## Work required
From the entries below, gather each line containing the word "manifest".

[Collected data]
------------------------------------

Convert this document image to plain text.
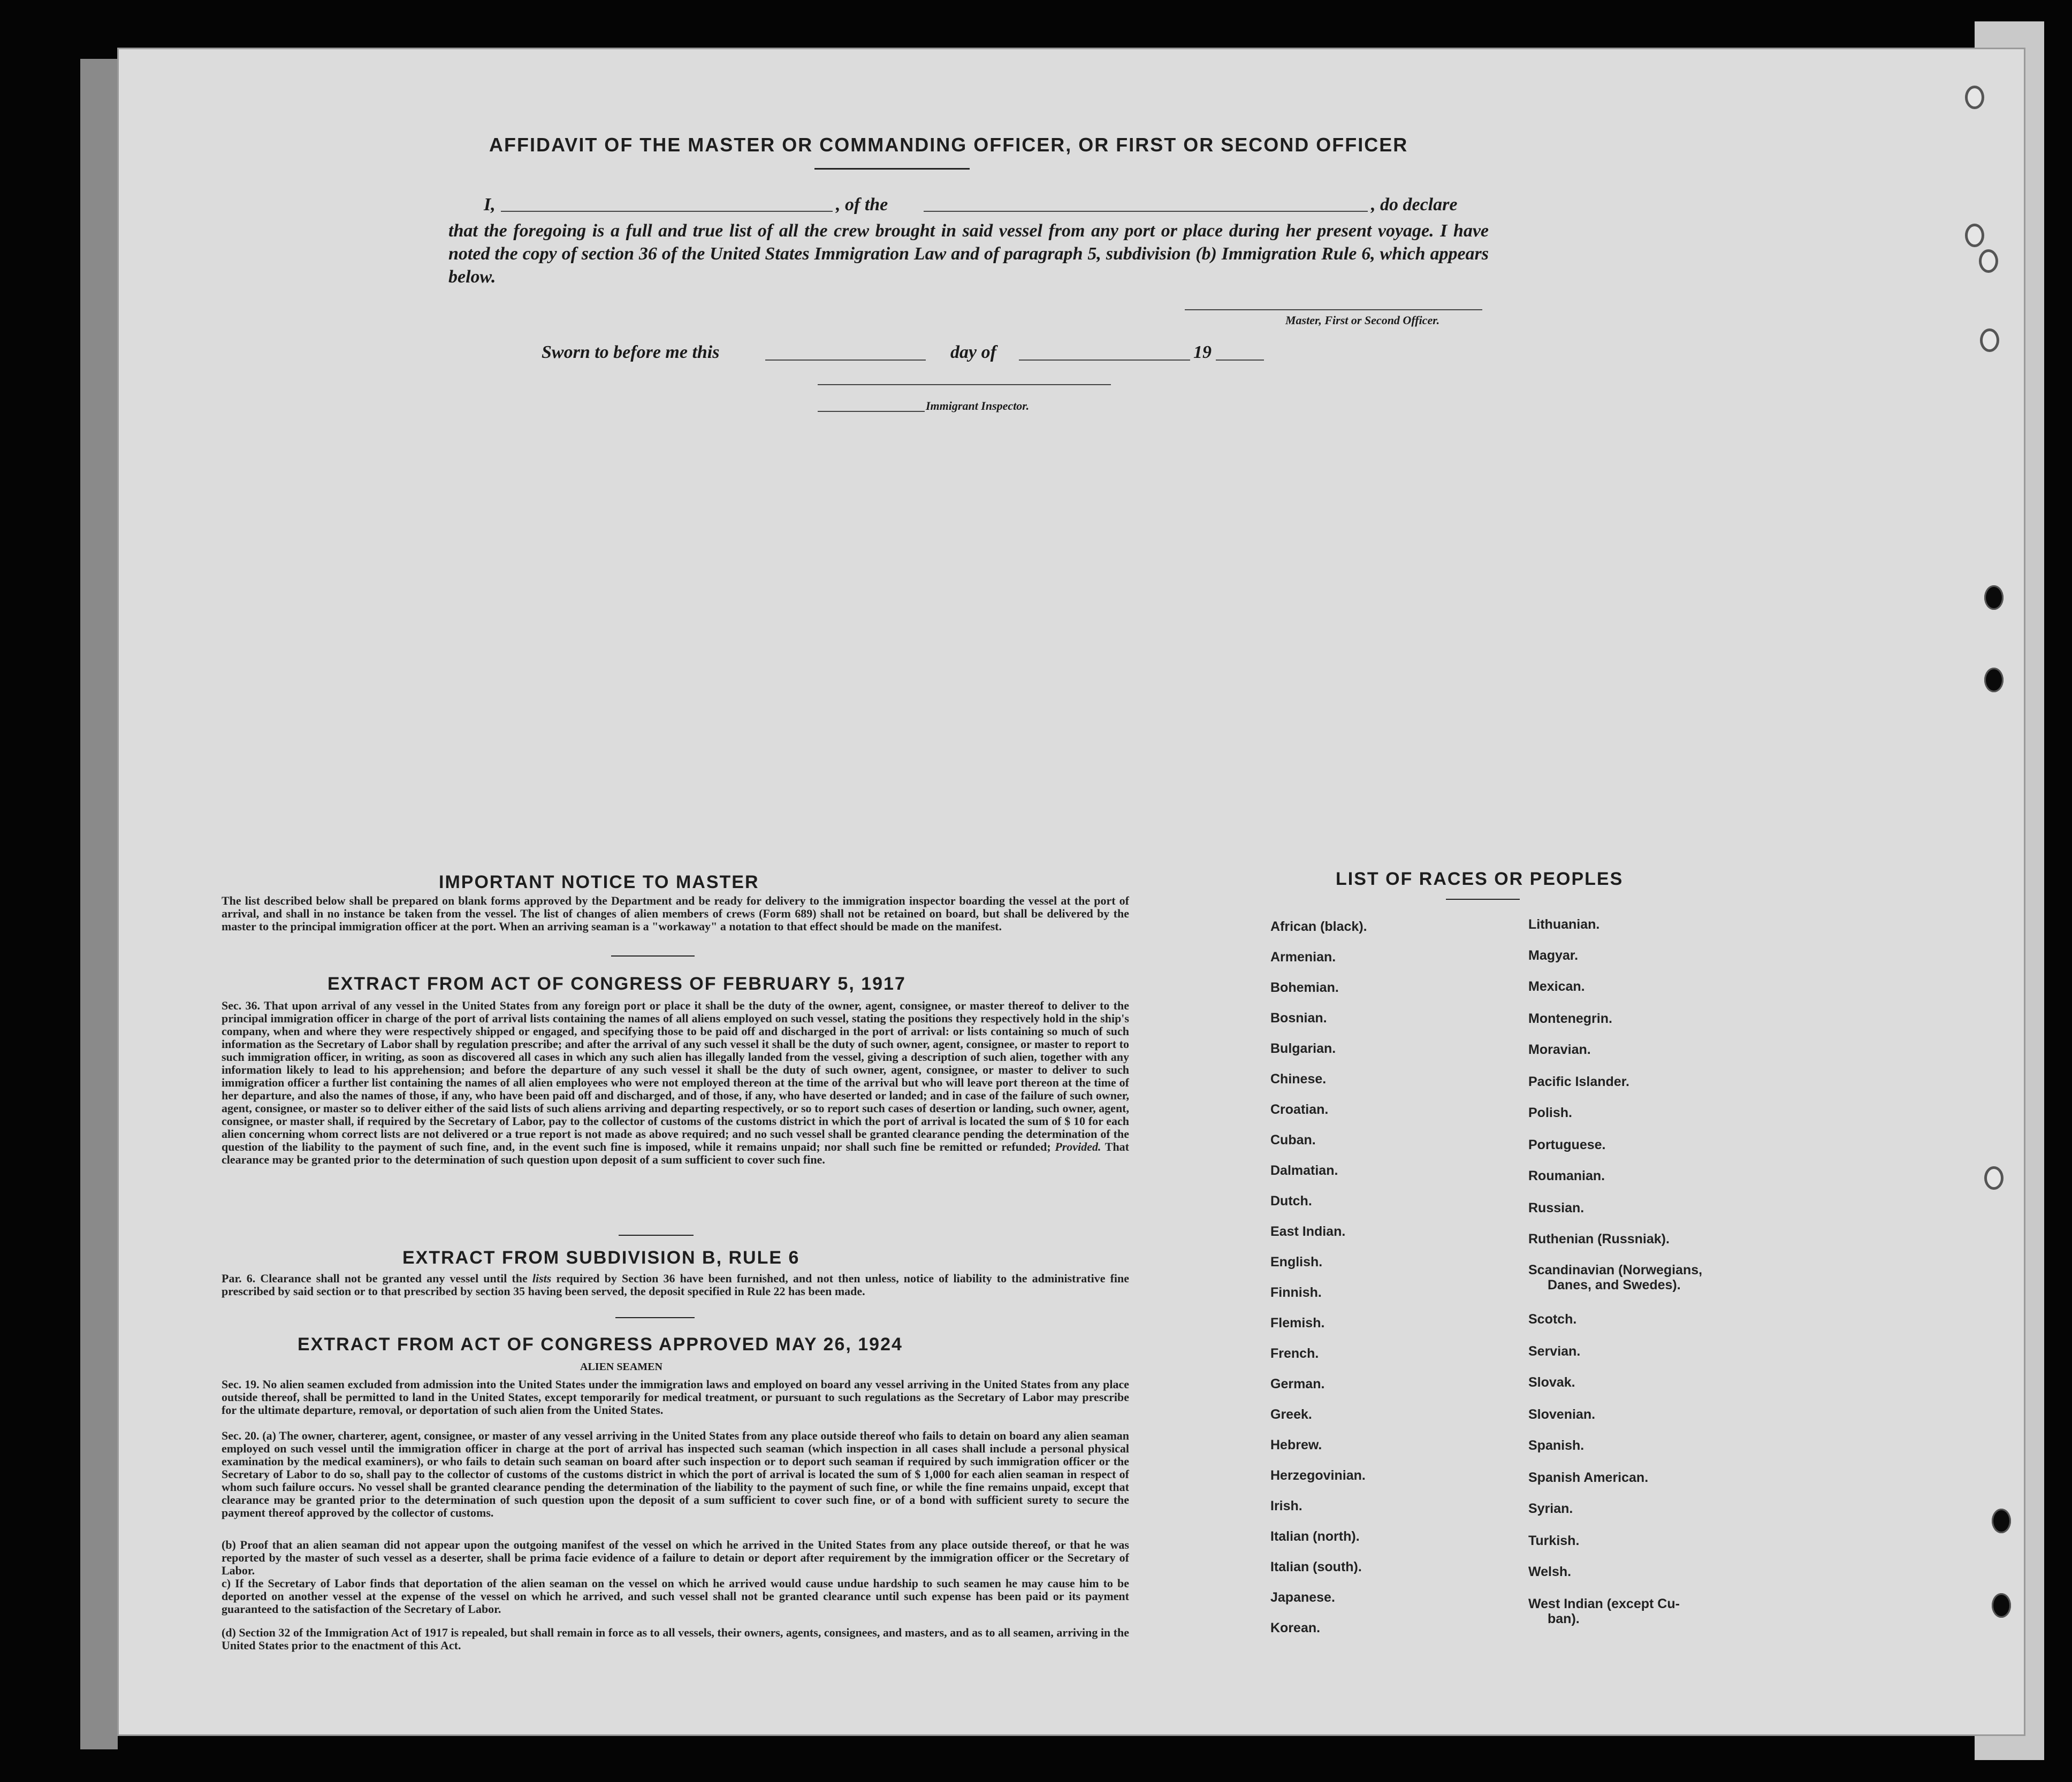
AFFIDAVIT OF THE MASTER OR COMMANDING OFFICER, OR FIRST OR SECOND OFFICER
I,	, of the	, do declare
that the foregoing is a full and true list of all the crew brought in said vessel from any port or place during her present voyage. I have noted the copy of section 36 of the United States Immigration Law and of paragraph 5, subdivision (b) Immigration Rule 6, which appears below.
Master, First or Second Officer.
Sworn to before me this	day of	19
Immigrant Inspector.
IMPORTANT NOTICE TO MASTER
The list described below shall be prepared on blank forms approved by the Department and be ready for delivery to the immigration inspector boarding the vessel at the port of arrival, and shall in no instance be taken from the vessel. The list of changes of alien members of crews (Form 689) shall not be retained on board, but shall be delivered by the master to the principal immigration officer at the port. When an arriving seaman is a "workaway" a notation to that effect should be made on the manifest.
EXTRACT FROM ACT OF CONGRESS OF FEBRUARY 5, 1917
Sec. 36. That upon arrival of any vessel in the United States from any foreign port or place it shall be the duty of the owner, agent, consignee, or master thereof to deliver to the principal immigration officer in charge of the port of arrival lists containing the names of all aliens employed on such vessel, stating the positions they respectively hold in the ship's company, when and where they were respectively shipped or engaged, and specifying those to be paid off and discharged in the port of arrival: or lists containing so much of such information as the Secretary of Labor shall by regulation prescribe; and after the arrival of any such vessel it shall be the duty of such owner, agent, consignee, or master to report to such immigration officer, in writing, as soon as discovered all cases in which any such alien has illegally landed from the vessel, giving a description of such alien, together with any information likely to lead to his apprehension; and before the departure of any such vessel it shall be the duty of such owner, agent, consignee, or master to deliver to such immigration officer a further list containing the names of all alien employees who were not employed thereon at the time of the arrival but who will leave port thereon at the time of her departure, and also the names of those, if any, who have been paid off and discharged, and of those, if any, who have deserted or landed; and in case of the failure of such owner, agent, consignee, or master so to deliver either of the said lists of such aliens arriving and departing respectively, or so to report such cases of desertion or landing, such owner, agent, consignee, or master shall, if required by the Secretary of Labor, pay to the collector of customs of the customs district in which the port of arrival is located the sum of $ 10 for each alien concerning whom correct lists are not delivered or a true report is not made as above required; and no such vessel shall be granted clearance pending the determination of the question of the liability to the payment of such fine, and, in the event such fine is imposed, while it remains unpaid; nor shall such fine be remitted or refunded; Provided. That clearance may be granted prior to the determination of such question upon deposit of a sum sufficient to cover such fine.
EXTRACT FROM SUBDIVISION B, RULE 6
Par. 6. Clearance shall not be granted any vessel until the lists required by Section 36 have been furnished, and not then unless, notice of liability to the administrative fine prescribed by said section or to that prescribed by section 35 having been served, the deposit specified in Rule 22 has been made.
EXTRACT FROM ACT OF CONGRESS APPROVED MAY 26, 1924
ALIEN SEAMEN
Sec. 19. No alien seamen excluded from admission into the United States under the immigration laws and employed on board any vessel arriving in the United States from any place outside thereof, shall be permitted to land in the United States, except temporarily for medical treatment, or pursuant to such regulations as the Secretary of Labor may prescribe for the ultimate departure, removal, or deportation of such alien from the United States.
Sec. 20. (a) The owner, charterer, agent, consignee, or master of any vessel arriving in the United States from any place outside thereof who fails to detain on board any alien seaman employed on such vessel until the immigration officer in charge at the port of arrival has inspected such seaman (which inspection in all cases shall include a personal physical examination by the medical examiners), or who fails to detain such seaman on board after such inspection or to deport such seaman if required by such immigration officer or the Secretary of Labor to do so, shall pay to the collector of customs of the customs district in which the port of arrival is located the sum of $ 1,000 for each alien seaman in respect of whom such failure occurs. No vessel shall be granted clearance pending the determination of the liability to the payment of such fine, or while the fine remains unpaid, except that clearance may be granted prior to the determination of such question upon the deposit of a sum sufficient to cover such fine, or of a bond with sufficient surety to secure the payment thereof approved by the collector of customs.
(b) Proof that an alien seaman did not appear upon the outgoing manifest of the vessel on which he arrived in the United States from any place outside thereof, or that he was reported by the master of such vessel as a deserter, shall be prima facie evidence of a failure to detain or deport after requirement by the immigration officer or the Secretary of Labor.
c) If the Secretary of Labor finds that deportation of the alien seaman on the vessel on which he arrived would cause undue hardship to such seamen he may cause him to be deported on another vessel at the expense of the vessel on which he arrived, and such vessel shall not be granted clearance until such expense has been paid or its payment guaranteed to the satisfaction of the Secretary of Labor.
(d) Section 32 of the Immigration Act of 1917 is repealed, but shall remain in force as to all vessels, their owners, agents, consignees, and masters, and as to all seamen, arriving in the United States prior to the enactment of this Act.
LIST OF RACES OR PEOPLES
African (black).
Armenian.
Bohemian.
Bosnian.
Bulgarian.
Chinese.
Croatian.
Cuban.
Dalmatian.
Dutch.
East Indian.
English.
Finnish.
Flemish.
French.
German.
Greek.
Hebrew.
Herzegovinian.
Irish.
Italian (north).
Italian (south).
Japanese.
Korean.
Lithuanian.
Magyar.
Mexican.
Montenegrin.
Moravian.
Pacific Islander.
Polish.
Portuguese.
Roumanian.
Russian.
Ruthenian (Russniak).
Scandinavian (Norwegians,
Danes, and Swedes).
Scotch.
Servian.
Slovak.
Slovenian.
Spanish.
Spanish American.
Syrian.
Turkish.
Welsh.
West Indian (except Cu-
ban).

------------------------------------

## Result of this task
The list described below shall be prepared on blank forms approved by the Department and be ready for delivery to the immigration inspector boarding the vessel at the port of arrival, and shall in no instance be taken from the vessel. The list of changes of alien members of crews (Form 689) shall not be retained on board, but shall be delivered by the master to the principal immigration officer at the port. When an arriving seaman is a "workaway" a notation to that effect should be made on the manifest.
(b) Proof that an alien seaman did not appear upon the outgoing manifest of the vessel on which he arrived in the United States from any place outside thereof, or that he was reported by the master of such vessel as a deserter, shall be prima facie evidence of a failure to detain or deport after requirement by the immigration officer or the Secretary of Labor.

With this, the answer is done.